→ **Records for this exercise**:
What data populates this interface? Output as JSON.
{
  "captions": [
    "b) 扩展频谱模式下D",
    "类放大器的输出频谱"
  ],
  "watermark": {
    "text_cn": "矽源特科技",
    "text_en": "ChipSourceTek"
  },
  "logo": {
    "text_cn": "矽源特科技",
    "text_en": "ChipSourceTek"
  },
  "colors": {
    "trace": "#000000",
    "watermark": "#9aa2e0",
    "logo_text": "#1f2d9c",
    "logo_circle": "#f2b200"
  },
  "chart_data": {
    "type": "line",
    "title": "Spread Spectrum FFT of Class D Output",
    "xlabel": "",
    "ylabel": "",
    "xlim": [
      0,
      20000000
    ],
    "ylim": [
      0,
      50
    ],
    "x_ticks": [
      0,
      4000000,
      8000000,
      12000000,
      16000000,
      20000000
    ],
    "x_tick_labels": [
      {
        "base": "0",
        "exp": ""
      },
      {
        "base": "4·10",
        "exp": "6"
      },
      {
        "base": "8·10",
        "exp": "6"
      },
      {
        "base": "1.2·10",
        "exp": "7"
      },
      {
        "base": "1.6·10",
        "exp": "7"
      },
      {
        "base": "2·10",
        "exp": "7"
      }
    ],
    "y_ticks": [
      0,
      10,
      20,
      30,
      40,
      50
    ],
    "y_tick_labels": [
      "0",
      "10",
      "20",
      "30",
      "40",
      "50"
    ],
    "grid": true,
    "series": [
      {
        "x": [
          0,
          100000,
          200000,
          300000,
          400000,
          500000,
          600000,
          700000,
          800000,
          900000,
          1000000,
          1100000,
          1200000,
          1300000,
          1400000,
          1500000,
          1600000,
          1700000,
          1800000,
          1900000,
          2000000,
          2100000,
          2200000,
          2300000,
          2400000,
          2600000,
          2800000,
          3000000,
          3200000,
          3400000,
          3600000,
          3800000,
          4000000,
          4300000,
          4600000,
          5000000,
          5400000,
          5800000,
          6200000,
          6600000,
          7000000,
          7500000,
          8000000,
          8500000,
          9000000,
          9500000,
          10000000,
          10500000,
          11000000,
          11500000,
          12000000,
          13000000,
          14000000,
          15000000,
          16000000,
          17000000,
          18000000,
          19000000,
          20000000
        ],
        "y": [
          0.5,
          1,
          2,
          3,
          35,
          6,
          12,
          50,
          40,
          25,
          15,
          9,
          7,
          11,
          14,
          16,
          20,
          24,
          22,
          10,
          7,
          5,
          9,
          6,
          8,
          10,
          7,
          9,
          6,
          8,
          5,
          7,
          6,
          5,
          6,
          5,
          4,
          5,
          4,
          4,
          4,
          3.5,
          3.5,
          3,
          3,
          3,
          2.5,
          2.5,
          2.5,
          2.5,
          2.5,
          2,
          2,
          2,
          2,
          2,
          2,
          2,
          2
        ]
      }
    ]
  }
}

→ **Written problem**:
Reproduce the data shown above exactly.

→ **Exercise solution**:
What data populates this interface? Output as JSON.
{
  "captions": [
    "b) 扩展频谱模式下D",
    "类放大器的输出频谱"
  ],
  "watermark": {
    "text_cn": "矽源特科技",
    "text_en": "ChipSourceTek"
  },
  "logo": {
    "text_cn": "矽源特科技",
    "text_en": "ChipSourceTek"
  },
  "colors": {
    "trace": "#000000",
    "watermark": "#9aa2e0",
    "logo_text": "#1f2d9c",
    "logo_circle": "#f2b200"
  },
  "chart_data": {
    "type": "line",
    "title": "Spread Spectrum FFT of Class D Output",
    "xlabel": "",
    "ylabel": "",
    "xlim": [
      0,
      20000000
    ],
    "ylim": [
      0,
      50
    ],
    "x_ticks": [
      0,
      4000000,
      8000000,
      12000000,
      16000000,
      20000000
    ],
    "x_tick_labels": [
      {
        "base": "0",
        "exp": ""
      },
      {
        "base": "4·10",
        "exp": "6"
      },
      {
        "base": "8·10",
        "exp": "6"
      },
      {
        "base": "1.2·10",
        "exp": "7"
      },
      {
        "base": "1.6·10",
        "exp": "7"
      },
      {
        "base": "2·10",
        "exp": "7"
      }
    ],
    "y_ticks": [
      0,
      10,
      20,
      30,
      40,
      50
    ],
    "y_tick_labels": [
      "0",
      "10",
      "20",
      "30",
      "40",
      "50"
    ],
    "grid": true,
    "series": [
      {
        "x": [
          0,
          100000,
          200000,
          300000,
          400000,
          500000,
          600000,
          700000,
          800000,
          900000,
          1000000,
          1100000,
          1200000,
          1300000,
          1400000,
          1500000,
          1600000,
          1700000,
          1800000,
          1900000,
          2000000,
          2100000,
          2200000,
          2300000,
          2400000,
          2600000,
          2800000,
          3000000,
          3200000,
          3400000,
          3600000,
          3800000,
          4000000,
          4300000,
          4600000,
          5000000,
          5400000,
          5800000,
          6200000,
          6600000,
          7000000,
          7500000,
          8000000,
          8500000,
          9000000,
          9500000,
          10000000,
          10500000,
          11000000,
          11500000,
          12000000,
          13000000,
          14000000,
          15000000,
          16000000,
          17000000,
          18000000,
          19000000,
          20000000
        ],
        "y": [
          0.5,
          1,
          2,
          3,
          35,
          6,
          12,
          50,
          40,
          25,
          15,
          9,
          7,
          11,
          14,
          16,
          20,
          24,
          22,
          10,
          7,
          5,
          9,
          6,
          8,
          10,
          7,
          9,
          6,
          8,
          5,
          7,
          6,
          5,
          6,
          5,
          4,
          5,
          4,
          4,
          4,
          3.5,
          3.5,
          3,
          3,
          3,
          2.5,
          2.5,
          2.5,
          2.5,
          2.5,
          2,
          2,
          2,
          2,
          2,
          2,
          2,
          2
        ]
      }
    ]
  }
}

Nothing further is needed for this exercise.